# Data shown start

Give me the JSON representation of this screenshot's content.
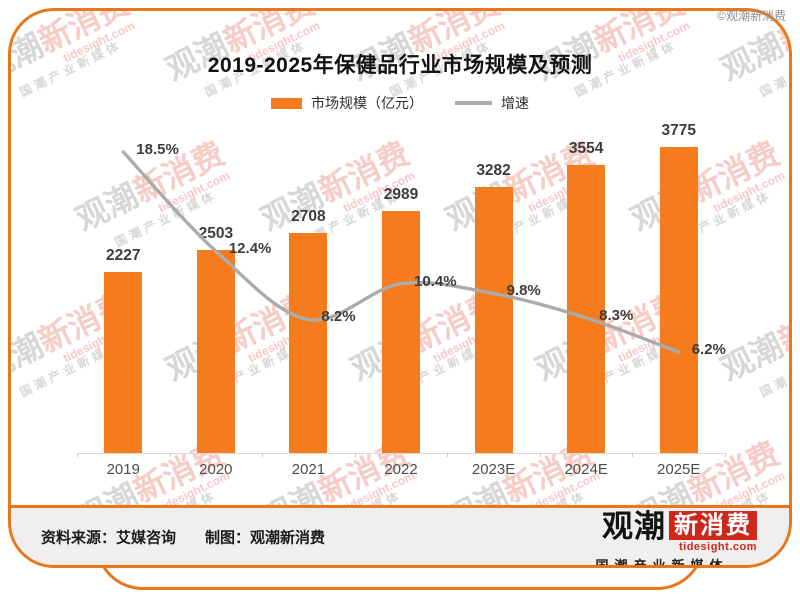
{
  "page": {
    "copyright": "©观潮新消费"
  },
  "colors": {
    "accent_orange": "#e8761b",
    "bar_orange": "#f57b1d",
    "line_gray": "#ababab",
    "logo_red": "#ce271c"
  },
  "chart": {
    "title": "2019-2025年保健品行业市场规模及预测",
    "legend": [
      {
        "label": "市场规模（亿元）",
        "type": "bar"
      },
      {
        "label": "增速",
        "type": "line"
      }
    ]
  },
  "chart_data": {
    "type": "bar",
    "title": "2019-2025年保健品行业市场规模及预测",
    "categories": [
      "2019",
      "2020",
      "2021",
      "2022",
      "2023E",
      "2024E",
      "2025E"
    ],
    "series": [
      {
        "name": "市场规模（亿元）",
        "type": "bar",
        "values": [
          2227,
          2503,
          2708,
          2989,
          3282,
          3554,
          3775
        ],
        "color": "#f57b1d"
      },
      {
        "name": "增速",
        "type": "line",
        "values": [
          18.5,
          12.4,
          8.2,
          10.4,
          9.8,
          8.3,
          6.2
        ],
        "unit": "%",
        "color": "#ababab"
      }
    ],
    "value_labels_shown": true,
    "gridlines": false,
    "legend_position": "top",
    "y_axis_shown": false
  },
  "footer": {
    "source": "资料来源：艾媒咨询",
    "credit": "制图：观潮新消费"
  },
  "logo": {
    "part1": "观潮",
    "part2": "新消费",
    "domain": "tidesight.com",
    "tagline": "国潮产业新媒体"
  },
  "watermark": {
    "part1": "观潮",
    "part2": "新消费",
    "domain": "tidesight.com",
    "tagline": "国潮产业新媒体"
  }
}
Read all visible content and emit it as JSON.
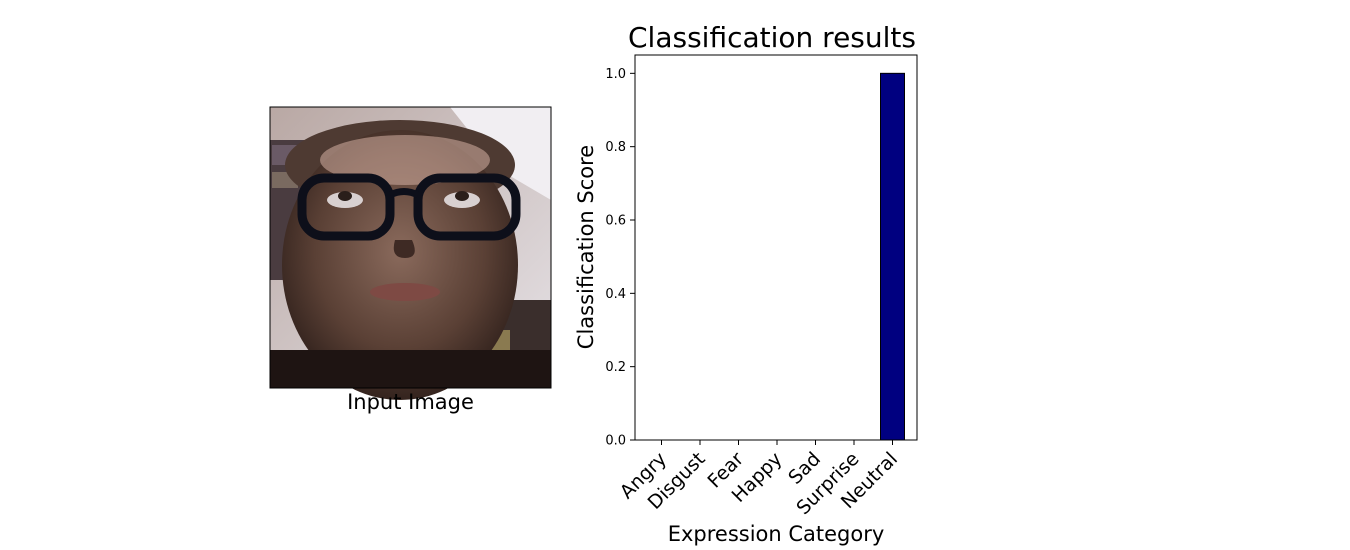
{
  "image_panel": {
    "caption": "Input Image"
  },
  "chart_data": {
    "type": "bar",
    "title": "Classification results",
    "xlabel": "Expression Category",
    "ylabel": "Classification Score",
    "categories": [
      "Angry",
      "Disgust",
      "Fear",
      "Happy",
      "Sad",
      "Surprise",
      "Neutral"
    ],
    "values": [
      0.0,
      0.0,
      0.0,
      0.0,
      0.0,
      0.0,
      1.0
    ],
    "ylim": [
      0.0,
      1.05
    ],
    "yticks": [
      "0.0",
      "0.2",
      "0.4",
      "0.6",
      "0.8",
      "1.0"
    ],
    "bar_color": "#000080",
    "grid": false,
    "legend": "none"
  }
}
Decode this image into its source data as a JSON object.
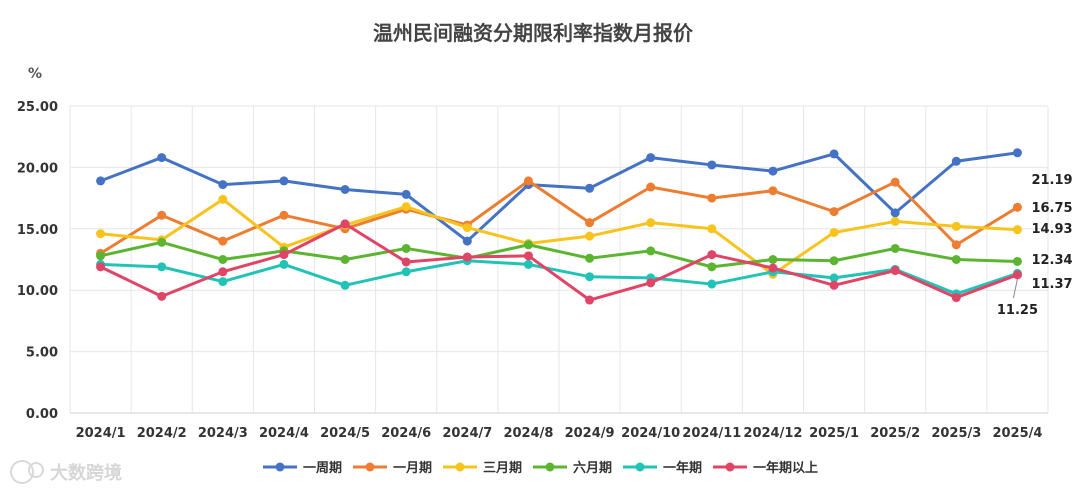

# Data shown end

• [Task requirements] Pictures stay out of the copy; please restate every record above exactly.

• [Answer to this task]
Give me the JSON representation of this screenshot's content.
{
  "page": {
    "copyright": "©观潮新消费"
  },
  "colors": {
    "accent_orange": "#e8761b",
    "bar_orange": "#f57b1d",
    "line_gray": "#ababab",
    "logo_red": "#ce271c"
  },
  "chart": {
    "title": "2019-2025年保健品行业市场规模及预测",
    "legend": [
      {
        "label": "市场规模（亿元）",
        "type": "bar"
      },
      {
        "label": "增速",
        "type": "line"
      }
    ]
  },
  "chart_data": {
    "type": "bar",
    "title": "2019-2025年保健品行业市场规模及预测",
    "categories": [
      "2019",
      "2020",
      "2021",
      "2022",
      "2023E",
      "2024E",
      "2025E"
    ],
    "series": [
      {
        "name": "市场规模（亿元）",
        "type": "bar",
        "values": [
          2227,
          2503,
          2708,
          2989,
          3282,
          3554,
          3775
        ],
        "color": "#f57b1d"
      },
      {
        "name": "增速",
        "type": "line",
        "values": [
          18.5,
          12.4,
          8.2,
          10.4,
          9.8,
          8.3,
          6.2
        ],
        "unit": "%",
        "color": "#ababab"
      }
    ],
    "value_labels_shown": true,
    "gridlines": false,
    "legend_position": "top",
    "y_axis_shown": false
  },
  "footer": {
    "source": "资料来源：艾媒咨询",
    "credit": "制图：观潮新消费"
  },
  "logo": {
    "part1": "观潮",
    "part2": "新消费",
    "domain": "tidesight.com",
    "tagline": "国潮产业新媒体"
  },
  "watermark": {
    "part1": "观潮",
    "part2": "新消费",
    "domain": "tidesight.com",
    "tagline": "国潮产业新媒体"
  }
}
Read all visible content and emit it as JSON.
{
  "image_panel": {
    "caption": "Input Image"
  },
  "chart_data": {
    "type": "bar",
    "title": "Classification results",
    "xlabel": "Expression Category",
    "ylabel": "Classification Score",
    "categories": [
      "Angry",
      "Disgust",
      "Fear",
      "Happy",
      "Sad",
      "Surprise",
      "Neutral"
    ],
    "values": [
      0.0,
      0.0,
      0.0,
      0.0,
      0.0,
      0.0,
      1.0
    ],
    "ylim": [
      0.0,
      1.05
    ],
    "yticks": [
      "0.0",
      "0.2",
      "0.4",
      "0.6",
      "0.8",
      "1.0"
    ],
    "bar_color": "#000080",
    "grid": false,
    "legend": "none"
  }
}
Decode this image into its source data as a JSON object.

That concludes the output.